START STORED RECORDS

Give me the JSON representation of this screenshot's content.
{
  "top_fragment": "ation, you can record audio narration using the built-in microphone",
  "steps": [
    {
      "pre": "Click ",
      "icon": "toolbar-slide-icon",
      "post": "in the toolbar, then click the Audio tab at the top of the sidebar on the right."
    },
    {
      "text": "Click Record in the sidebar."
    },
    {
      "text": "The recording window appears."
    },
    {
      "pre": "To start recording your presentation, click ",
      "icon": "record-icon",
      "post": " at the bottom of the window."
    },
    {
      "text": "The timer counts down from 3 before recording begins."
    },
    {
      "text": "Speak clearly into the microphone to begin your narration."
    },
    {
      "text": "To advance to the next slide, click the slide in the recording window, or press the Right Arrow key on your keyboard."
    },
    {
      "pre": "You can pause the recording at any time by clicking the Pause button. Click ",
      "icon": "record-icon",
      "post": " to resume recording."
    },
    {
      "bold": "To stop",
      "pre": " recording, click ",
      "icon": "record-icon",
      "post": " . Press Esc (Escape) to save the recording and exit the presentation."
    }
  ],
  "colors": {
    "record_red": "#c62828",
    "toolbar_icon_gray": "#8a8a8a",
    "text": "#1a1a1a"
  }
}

END STORED RECORDS

=== TASK REQUIREMENTS ===
Read the data above. Pull out each line in which the string "recording" appears.

=== WRITTEN RESPONSE ===
      "text": "The recording window appears."
      "pre": "To start recording your presentation, click ",
      "text": "The timer counts down from 3 before recording begins."
      "text": "To advance to the next slide, click the slide in the recording window, or press the Right Arrow key on your keyboard."
      "pre": "You can pause the recording at any time by clicking the Pause button. Click ",
      "post": " to resume recording."
      "pre": " recording, click ",
      "post": " . Press Esc (Escape) to save the recording and exit the presentation."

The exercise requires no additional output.